Collected data entries:
Begin

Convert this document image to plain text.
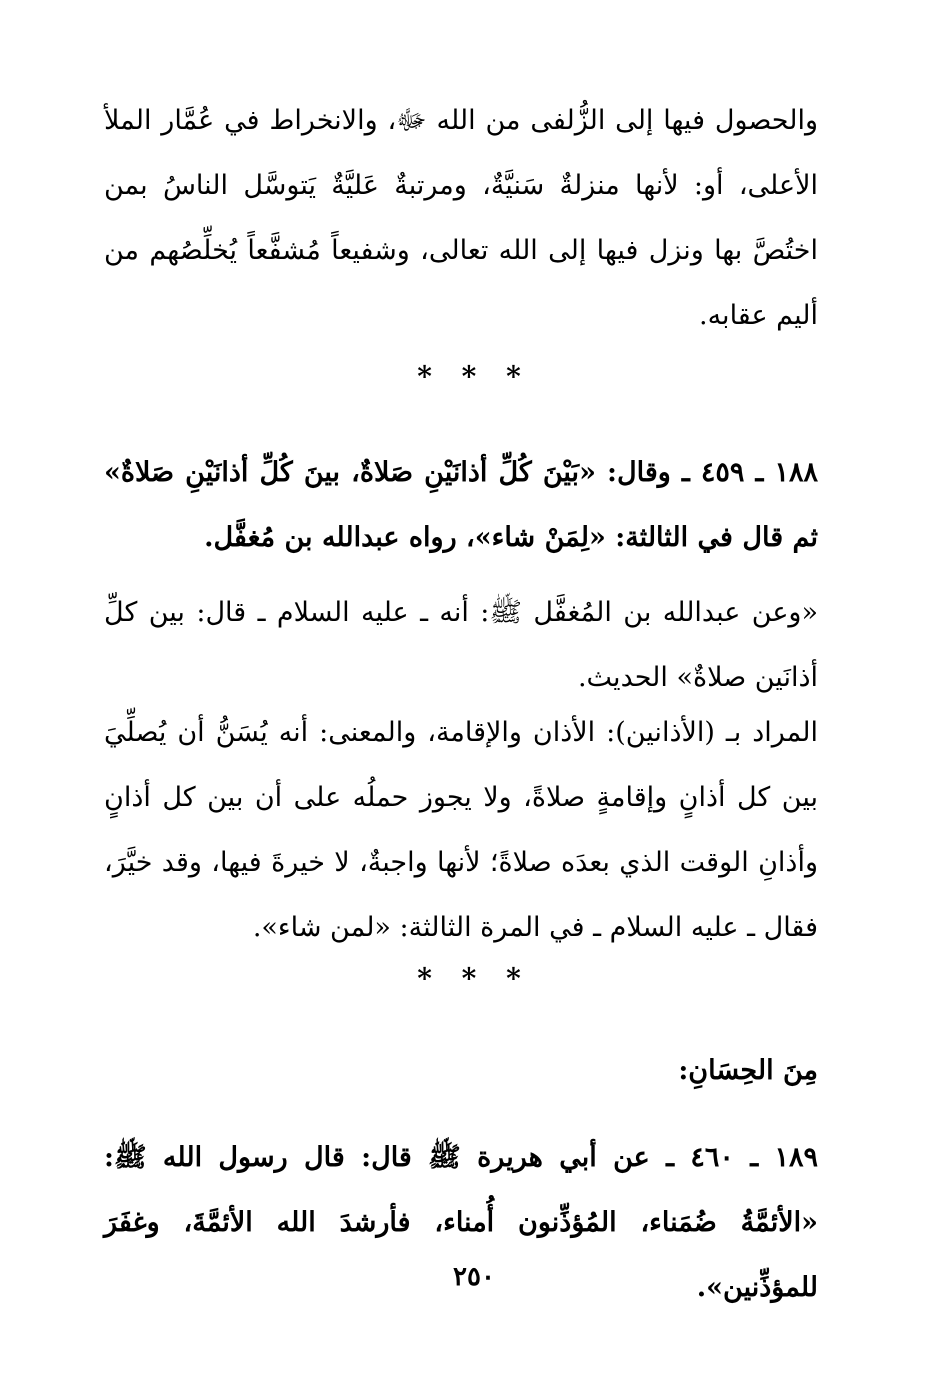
والحصول فيها إلى الزُّلفى من الله ﷻ، والانخراط في عُمَّار الملأ الأعلى، أو: لأنها منزلةٌ سَنيَّةٌ، ومرتبةٌ عَليَّةٌ يَتوسَّل الناسُ بمن اختُصَّ بها ونزل فيها إلى الله تعالى، وشفيعاً مُشفَّعاً يُخلِّصُهم من أليم عقابه.

* * *

١٨٨ ـ ٤٥٩ ـ وقال: «بَيْنَ كُلِّ أذانَيْنِ صَلاةٌ، بينَ كُلِّ أذانَيْنِ صَلاةٌ» ثم قال في الثالثة: «لِمَنْ شاء»، رواه عبدالله بن مُغفَّل.

«وعن عبدالله بن المُغفَّل ﷺ: أنه ـ عليه السلام ـ قال: بين كلِّ أذانَين صلاةٌ» الحديث.

المراد بـ (الأذانين): الأذان والإقامة، والمعنى: أنه يُسَنُّ أن يُصلِّيَ بين كل أذانٍ وإقامةٍ صلاةً، ولا يجوز حملُه على أن بين كل أذانٍ وأذانِ الوقت الذي بعدَه صلاةً؛ لأنها واجبةٌ، لا خيرةَ فيها، وقد خيَّرَ، فقال ـ عليه السلام ـ في المرة الثالثة: «لمن شاء».

* * *
مِنَ الحِسَانِ:

١٨٩ ـ ٤٦٠ ـ عن أبي هريرة ﷺ قال: قال رسول الله ﷺ: «الأئمَّةُ ضُمَناء، المُؤذِّنون أُمناء، فأرشدَ الله الأئمَّةَ، وغفَرَ للمؤذِّنين».

٢٥٠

End

# [Stated exercise]
Quote the records above exactly, leaving out any pictures.

# [The answer]
Convert this document image to plain text.
والحصول فيها إلى الزُّلفى من الله ﷻ، والانخراط في عُمَّار الملأ الأعلى، أو: لأنها منزلةٌ سَنيَّةٌ، ومرتبةٌ عَليَّةٌ يَتوسَّل الناسُ بمن اختُصَّ بها ونزل فيها إلى الله تعالى، وشفيعاً مُشفَّعاً يُخلِّصُهم من أليم عقابه.

* * *

١٨٨ ـ ٤٥٩ ـ وقال: «بَيْنَ كُلِّ أذانَيْنِ صَلاةٌ، بينَ كُلِّ أذانَيْنِ صَلاةٌ» ثم قال في الثالثة: «لِمَنْ شاء»، رواه عبدالله بن مُغفَّل.

«وعن عبدالله بن المُغفَّل ﷺ: أنه ـ عليه السلام ـ قال: بين كلِّ أذانَين صلاةٌ» الحديث.

المراد بـ (الأذانين): الأذان والإقامة، والمعنى: أنه يُسَنُّ أن يُصلِّيَ بين كل أذانٍ وإقامةٍ صلاةً، ولا يجوز حملُه على أن بين كل أذانٍ وأذانِ الوقت الذي بعدَه صلاةً؛ لأنها واجبةٌ، لا خيرةَ فيها، وقد خيَّرَ، فقال ـ عليه السلام ـ في المرة الثالثة: «لمن شاء».

* * *
مِنَ الحِسَانِ:

١٨٩ ـ ٤٦٠ ـ عن أبي هريرة ﷺ قال: قال رسول الله ﷺ: «الأئمَّةُ ضُمَناء، المُؤذِّنون أُمناء، فأرشدَ الله الأئمَّةَ، وغفَرَ للمؤذِّنين».

٢٥٠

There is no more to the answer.